:: Description of the task ::
Within the listing below, locate all lines containing the word "execution". Copy each one.

● ● ●

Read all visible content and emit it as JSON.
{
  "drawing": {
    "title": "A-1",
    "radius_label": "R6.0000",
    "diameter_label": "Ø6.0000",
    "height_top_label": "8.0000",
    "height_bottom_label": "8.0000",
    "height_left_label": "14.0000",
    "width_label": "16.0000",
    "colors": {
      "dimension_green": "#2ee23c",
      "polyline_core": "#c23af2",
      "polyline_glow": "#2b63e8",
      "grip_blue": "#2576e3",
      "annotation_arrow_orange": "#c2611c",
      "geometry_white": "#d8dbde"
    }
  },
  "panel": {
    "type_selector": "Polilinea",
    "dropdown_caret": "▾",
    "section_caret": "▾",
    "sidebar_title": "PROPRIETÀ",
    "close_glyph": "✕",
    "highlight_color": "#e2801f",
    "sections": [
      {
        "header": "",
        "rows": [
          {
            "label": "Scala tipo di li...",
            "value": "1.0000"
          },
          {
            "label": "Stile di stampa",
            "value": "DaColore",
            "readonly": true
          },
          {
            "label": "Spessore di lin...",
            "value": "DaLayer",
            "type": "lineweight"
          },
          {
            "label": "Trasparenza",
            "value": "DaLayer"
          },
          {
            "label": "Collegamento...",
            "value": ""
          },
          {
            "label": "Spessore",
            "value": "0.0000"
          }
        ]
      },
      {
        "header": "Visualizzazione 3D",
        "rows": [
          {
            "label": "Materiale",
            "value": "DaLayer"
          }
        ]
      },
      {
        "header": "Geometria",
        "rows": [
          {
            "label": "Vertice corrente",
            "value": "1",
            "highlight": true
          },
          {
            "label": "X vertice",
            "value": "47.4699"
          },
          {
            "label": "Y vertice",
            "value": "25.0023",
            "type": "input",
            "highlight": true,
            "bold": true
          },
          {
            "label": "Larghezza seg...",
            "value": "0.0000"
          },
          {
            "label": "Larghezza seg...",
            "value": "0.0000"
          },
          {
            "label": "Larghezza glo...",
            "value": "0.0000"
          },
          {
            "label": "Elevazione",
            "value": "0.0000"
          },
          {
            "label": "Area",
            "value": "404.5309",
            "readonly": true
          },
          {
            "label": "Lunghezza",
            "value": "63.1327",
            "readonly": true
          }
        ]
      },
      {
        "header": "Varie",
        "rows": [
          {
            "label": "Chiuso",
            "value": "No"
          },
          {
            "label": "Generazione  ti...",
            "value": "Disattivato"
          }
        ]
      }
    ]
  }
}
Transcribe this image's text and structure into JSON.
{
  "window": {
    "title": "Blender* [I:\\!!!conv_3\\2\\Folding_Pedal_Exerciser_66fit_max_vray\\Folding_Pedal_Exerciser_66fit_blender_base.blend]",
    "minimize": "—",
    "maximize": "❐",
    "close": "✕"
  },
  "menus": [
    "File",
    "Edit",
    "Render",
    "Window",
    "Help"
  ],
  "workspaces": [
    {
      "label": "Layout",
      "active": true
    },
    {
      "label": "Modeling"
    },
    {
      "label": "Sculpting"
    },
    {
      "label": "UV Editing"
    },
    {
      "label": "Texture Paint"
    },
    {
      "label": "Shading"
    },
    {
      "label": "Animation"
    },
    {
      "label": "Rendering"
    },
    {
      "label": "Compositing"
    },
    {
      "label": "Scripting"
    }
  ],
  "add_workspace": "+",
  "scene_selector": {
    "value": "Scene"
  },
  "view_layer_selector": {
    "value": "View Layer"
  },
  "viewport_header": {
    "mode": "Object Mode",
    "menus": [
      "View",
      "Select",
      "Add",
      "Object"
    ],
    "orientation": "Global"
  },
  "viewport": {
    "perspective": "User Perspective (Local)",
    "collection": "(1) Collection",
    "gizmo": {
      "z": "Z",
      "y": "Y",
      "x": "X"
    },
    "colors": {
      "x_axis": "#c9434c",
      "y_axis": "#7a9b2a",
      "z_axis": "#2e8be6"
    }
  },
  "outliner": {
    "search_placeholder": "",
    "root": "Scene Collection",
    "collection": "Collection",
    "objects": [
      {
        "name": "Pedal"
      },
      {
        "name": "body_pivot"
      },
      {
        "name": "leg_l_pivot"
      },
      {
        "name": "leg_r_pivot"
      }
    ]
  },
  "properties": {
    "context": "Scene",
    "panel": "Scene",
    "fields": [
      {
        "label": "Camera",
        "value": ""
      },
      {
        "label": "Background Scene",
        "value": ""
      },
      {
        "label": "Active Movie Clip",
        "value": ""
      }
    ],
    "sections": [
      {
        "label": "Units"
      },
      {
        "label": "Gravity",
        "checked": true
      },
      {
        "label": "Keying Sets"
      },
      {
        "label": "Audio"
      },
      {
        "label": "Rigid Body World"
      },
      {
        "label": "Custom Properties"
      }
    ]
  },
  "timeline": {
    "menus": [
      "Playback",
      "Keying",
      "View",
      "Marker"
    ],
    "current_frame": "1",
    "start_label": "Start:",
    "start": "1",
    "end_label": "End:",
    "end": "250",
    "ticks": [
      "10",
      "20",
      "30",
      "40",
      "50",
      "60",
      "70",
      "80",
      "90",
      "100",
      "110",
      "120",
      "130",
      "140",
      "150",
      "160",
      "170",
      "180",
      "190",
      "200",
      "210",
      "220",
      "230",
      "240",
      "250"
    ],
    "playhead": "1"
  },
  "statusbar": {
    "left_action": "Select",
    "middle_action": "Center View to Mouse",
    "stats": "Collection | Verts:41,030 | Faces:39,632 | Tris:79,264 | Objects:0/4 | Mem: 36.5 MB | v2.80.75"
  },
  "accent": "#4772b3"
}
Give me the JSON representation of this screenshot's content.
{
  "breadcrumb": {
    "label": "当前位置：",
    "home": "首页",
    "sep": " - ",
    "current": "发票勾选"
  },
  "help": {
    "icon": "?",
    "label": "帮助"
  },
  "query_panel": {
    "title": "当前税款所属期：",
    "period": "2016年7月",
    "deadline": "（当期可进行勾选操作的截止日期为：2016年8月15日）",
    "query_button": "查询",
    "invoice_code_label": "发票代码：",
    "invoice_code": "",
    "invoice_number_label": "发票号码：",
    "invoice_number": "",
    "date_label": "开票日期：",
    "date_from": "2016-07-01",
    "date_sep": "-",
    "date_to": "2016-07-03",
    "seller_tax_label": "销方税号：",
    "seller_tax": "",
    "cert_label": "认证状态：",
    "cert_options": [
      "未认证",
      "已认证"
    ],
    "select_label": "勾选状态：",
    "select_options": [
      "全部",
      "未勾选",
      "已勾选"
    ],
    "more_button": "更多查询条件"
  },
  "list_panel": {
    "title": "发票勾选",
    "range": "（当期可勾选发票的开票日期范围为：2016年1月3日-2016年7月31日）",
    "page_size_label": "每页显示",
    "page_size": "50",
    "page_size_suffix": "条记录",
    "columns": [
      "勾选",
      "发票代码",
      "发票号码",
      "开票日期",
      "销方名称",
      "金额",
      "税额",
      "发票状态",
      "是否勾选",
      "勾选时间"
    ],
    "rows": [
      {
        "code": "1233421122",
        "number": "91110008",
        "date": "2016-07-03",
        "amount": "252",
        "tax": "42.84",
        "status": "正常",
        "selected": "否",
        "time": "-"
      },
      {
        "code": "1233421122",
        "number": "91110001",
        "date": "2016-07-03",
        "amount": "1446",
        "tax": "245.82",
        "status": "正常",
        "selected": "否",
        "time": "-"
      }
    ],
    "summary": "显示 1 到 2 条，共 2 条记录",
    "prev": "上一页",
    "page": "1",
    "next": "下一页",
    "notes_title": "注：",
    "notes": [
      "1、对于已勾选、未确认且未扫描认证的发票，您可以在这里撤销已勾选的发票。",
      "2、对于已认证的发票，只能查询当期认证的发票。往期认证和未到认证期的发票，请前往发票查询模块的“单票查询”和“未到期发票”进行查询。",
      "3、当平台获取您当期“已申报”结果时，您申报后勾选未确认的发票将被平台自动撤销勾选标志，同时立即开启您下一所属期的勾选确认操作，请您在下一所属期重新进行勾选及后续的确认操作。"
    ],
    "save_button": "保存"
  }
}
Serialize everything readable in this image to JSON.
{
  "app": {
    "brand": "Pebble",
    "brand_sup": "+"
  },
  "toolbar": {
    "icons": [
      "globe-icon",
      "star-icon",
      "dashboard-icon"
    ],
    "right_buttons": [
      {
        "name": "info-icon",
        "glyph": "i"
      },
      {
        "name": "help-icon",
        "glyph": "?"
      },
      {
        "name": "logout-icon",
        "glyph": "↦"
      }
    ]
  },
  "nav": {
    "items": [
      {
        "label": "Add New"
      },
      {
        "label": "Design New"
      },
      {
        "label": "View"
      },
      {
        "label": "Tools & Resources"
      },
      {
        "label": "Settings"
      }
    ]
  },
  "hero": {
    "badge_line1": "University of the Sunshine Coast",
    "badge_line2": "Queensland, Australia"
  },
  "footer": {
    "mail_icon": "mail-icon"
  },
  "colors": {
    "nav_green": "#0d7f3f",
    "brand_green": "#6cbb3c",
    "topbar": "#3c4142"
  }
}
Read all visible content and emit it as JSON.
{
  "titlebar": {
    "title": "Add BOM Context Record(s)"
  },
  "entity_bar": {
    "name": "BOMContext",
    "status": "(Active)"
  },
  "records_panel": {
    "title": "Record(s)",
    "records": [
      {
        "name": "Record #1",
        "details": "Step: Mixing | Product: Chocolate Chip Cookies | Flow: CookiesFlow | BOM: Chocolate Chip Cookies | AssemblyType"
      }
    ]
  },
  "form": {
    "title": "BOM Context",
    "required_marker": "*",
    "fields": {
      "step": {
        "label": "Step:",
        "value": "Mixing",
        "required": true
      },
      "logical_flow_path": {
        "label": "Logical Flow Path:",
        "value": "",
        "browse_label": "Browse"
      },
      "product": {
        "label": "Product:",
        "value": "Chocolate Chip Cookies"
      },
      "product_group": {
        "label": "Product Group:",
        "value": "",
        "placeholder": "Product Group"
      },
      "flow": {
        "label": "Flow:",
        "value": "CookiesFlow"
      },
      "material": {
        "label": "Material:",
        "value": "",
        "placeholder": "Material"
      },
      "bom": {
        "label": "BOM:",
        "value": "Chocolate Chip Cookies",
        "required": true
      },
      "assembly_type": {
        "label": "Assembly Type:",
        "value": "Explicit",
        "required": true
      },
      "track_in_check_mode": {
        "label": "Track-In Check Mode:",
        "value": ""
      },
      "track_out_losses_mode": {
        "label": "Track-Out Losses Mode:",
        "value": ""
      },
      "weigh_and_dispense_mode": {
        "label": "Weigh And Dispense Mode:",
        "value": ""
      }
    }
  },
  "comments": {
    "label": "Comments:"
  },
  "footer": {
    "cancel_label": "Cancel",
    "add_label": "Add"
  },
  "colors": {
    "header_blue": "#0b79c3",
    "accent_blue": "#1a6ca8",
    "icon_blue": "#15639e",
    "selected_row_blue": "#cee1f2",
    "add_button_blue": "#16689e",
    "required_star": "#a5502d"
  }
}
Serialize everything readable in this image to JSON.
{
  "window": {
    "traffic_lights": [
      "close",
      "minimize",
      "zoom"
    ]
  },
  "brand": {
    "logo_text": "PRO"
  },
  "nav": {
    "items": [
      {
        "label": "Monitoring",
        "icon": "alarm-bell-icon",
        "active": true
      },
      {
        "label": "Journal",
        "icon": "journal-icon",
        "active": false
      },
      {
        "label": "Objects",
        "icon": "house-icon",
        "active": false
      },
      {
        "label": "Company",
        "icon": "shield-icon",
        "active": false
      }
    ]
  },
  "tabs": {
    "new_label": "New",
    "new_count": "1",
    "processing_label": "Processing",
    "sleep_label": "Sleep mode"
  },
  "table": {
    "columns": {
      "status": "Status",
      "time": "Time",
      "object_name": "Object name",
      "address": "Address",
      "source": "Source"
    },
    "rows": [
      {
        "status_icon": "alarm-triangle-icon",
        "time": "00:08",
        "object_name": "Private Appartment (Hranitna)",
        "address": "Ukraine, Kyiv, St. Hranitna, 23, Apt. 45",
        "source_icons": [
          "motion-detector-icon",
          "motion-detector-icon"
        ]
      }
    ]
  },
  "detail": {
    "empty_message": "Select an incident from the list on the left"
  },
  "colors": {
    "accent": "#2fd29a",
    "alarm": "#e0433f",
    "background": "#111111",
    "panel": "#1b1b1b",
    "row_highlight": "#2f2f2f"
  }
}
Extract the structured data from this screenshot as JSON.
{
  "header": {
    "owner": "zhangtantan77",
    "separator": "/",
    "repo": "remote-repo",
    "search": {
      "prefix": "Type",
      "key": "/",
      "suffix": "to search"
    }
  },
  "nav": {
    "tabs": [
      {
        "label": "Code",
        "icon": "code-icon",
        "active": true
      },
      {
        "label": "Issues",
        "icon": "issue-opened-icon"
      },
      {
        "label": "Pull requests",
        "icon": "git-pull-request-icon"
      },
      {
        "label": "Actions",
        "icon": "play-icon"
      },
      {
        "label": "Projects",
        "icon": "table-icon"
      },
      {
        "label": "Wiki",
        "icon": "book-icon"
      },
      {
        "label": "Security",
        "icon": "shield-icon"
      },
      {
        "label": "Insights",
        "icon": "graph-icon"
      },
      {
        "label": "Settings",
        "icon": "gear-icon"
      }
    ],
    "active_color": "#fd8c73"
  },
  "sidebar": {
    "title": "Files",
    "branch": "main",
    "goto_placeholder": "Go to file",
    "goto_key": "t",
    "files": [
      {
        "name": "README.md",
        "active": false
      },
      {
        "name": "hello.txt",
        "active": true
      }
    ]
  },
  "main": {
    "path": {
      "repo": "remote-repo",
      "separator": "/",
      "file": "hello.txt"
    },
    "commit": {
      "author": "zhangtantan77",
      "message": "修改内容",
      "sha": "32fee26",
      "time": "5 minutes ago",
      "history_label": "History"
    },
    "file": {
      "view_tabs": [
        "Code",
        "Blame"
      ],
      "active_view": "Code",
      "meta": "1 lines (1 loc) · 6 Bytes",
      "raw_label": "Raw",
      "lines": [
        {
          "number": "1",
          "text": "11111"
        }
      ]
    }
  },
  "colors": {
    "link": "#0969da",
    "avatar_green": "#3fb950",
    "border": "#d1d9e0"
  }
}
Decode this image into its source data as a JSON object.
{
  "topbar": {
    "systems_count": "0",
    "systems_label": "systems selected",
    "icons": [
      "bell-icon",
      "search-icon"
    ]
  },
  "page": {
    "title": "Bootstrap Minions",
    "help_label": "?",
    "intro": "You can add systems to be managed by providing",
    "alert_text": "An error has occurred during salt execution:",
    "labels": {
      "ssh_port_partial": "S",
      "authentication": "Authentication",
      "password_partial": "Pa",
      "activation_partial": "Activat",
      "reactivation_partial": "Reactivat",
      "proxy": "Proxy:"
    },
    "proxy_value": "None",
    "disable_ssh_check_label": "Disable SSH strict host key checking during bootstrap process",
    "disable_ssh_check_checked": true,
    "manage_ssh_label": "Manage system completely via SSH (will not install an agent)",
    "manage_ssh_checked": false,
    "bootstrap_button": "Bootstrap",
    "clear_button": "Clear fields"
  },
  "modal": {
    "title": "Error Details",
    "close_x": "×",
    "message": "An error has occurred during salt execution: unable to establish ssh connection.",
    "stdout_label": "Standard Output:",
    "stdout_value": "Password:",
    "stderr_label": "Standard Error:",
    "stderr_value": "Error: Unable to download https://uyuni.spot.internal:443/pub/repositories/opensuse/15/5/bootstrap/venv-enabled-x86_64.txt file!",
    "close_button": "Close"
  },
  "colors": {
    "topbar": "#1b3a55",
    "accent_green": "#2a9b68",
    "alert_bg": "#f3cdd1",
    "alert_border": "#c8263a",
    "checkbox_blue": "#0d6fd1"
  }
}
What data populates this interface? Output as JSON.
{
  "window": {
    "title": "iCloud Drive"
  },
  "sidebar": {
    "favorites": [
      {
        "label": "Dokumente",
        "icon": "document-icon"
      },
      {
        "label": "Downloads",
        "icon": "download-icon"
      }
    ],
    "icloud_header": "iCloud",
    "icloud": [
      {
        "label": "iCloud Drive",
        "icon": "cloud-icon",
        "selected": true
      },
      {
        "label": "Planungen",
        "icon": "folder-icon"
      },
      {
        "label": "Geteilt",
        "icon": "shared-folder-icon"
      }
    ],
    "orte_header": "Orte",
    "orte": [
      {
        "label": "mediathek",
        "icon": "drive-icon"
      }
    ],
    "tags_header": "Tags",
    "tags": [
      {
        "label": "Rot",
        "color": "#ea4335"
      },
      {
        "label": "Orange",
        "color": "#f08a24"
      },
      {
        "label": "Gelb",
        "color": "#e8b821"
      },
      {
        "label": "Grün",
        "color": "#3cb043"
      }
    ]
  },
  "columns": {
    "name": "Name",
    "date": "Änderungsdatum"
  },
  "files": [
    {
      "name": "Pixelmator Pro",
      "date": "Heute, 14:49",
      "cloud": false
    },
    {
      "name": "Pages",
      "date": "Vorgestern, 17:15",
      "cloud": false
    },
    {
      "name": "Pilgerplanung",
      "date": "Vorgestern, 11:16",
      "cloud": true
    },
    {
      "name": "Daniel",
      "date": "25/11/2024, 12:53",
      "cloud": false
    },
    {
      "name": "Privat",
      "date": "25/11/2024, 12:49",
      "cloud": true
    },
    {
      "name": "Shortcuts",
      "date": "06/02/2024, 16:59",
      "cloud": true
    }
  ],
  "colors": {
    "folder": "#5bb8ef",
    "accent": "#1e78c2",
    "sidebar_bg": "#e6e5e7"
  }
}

● ● ●

:: Exercise answer ::
    "alert_text": "An error has occurred during salt execution:",
    "message": "An error has occurred during salt execution: unable to establish ssh connection.",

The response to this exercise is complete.